PROVIDED RECORDS:

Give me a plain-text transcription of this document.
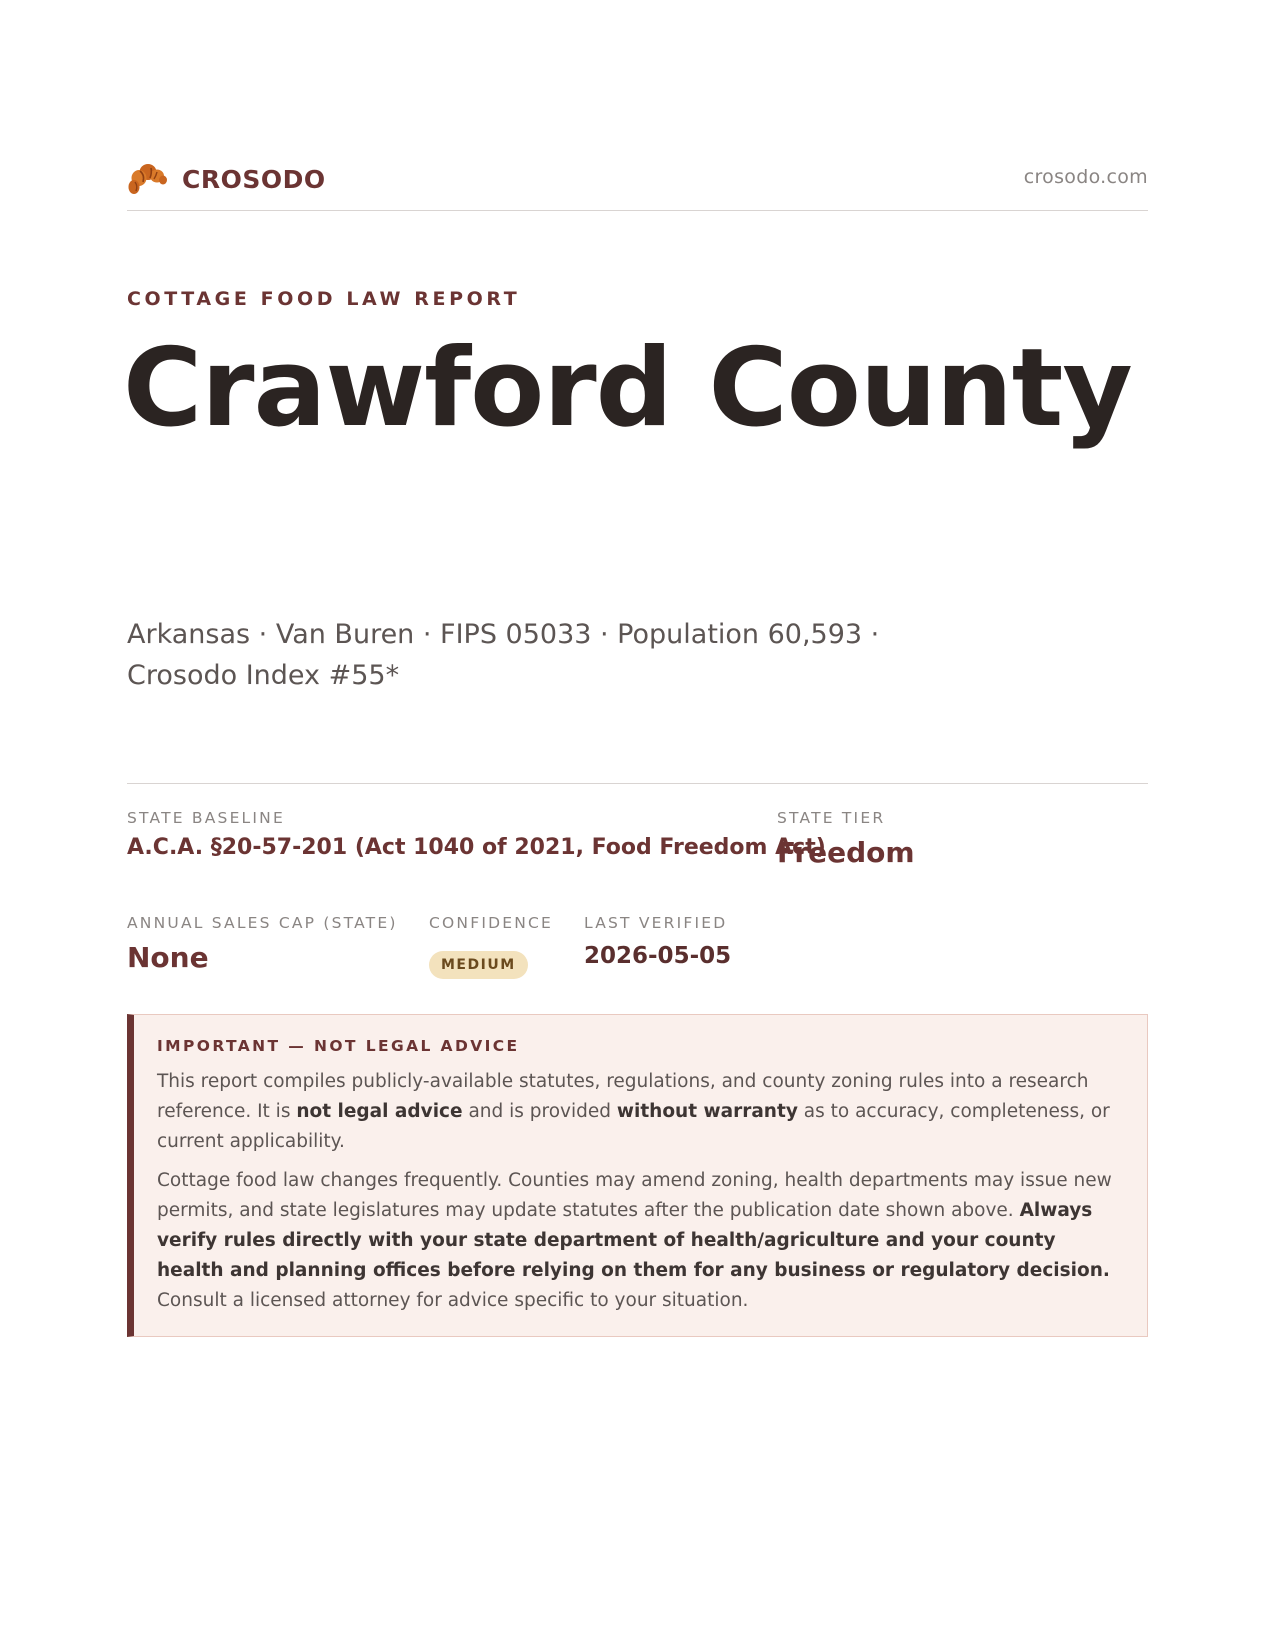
CROSODO	crosodo.com
COTTAGE FOOD LAW REPORT
Crawford County
Arkansas · Van Buren · FIPS 05033 · Population 60,593 ·
Crosodo Index #55*
STATE BASELINE
A.C.A. §20-57-201 (Act 1040 of 2021, Food Freedom Act)
STATE TIER
Freedom
ANNUAL SALES CAP (STATE)
None
CONFIDENCE
MEDIUM
LAST VERIFIED
2026-05-05
IMPORTANT — NOT LEGAL ADVICE

This report compiles publicly-available statutes, regulations, and county zoning rules into a research reference. It is not legal advice and is provided without warranty as to accuracy, completeness, or current applicability.

Cottage food law changes frequently. Counties may amend zoning, health departments may issue new permits, and state legislatures may update statutes after the publication date shown above. Always verify rules directly with your state department of health/agriculture and your county health and planning offices before relying on them for any business or regulatory decision. Consult a licensed attorney for advice specific to your situation.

TO DO:
Reply with one number only: the count of lines in the entries that contain "statutes".

ANSWER TO THE TASK:
2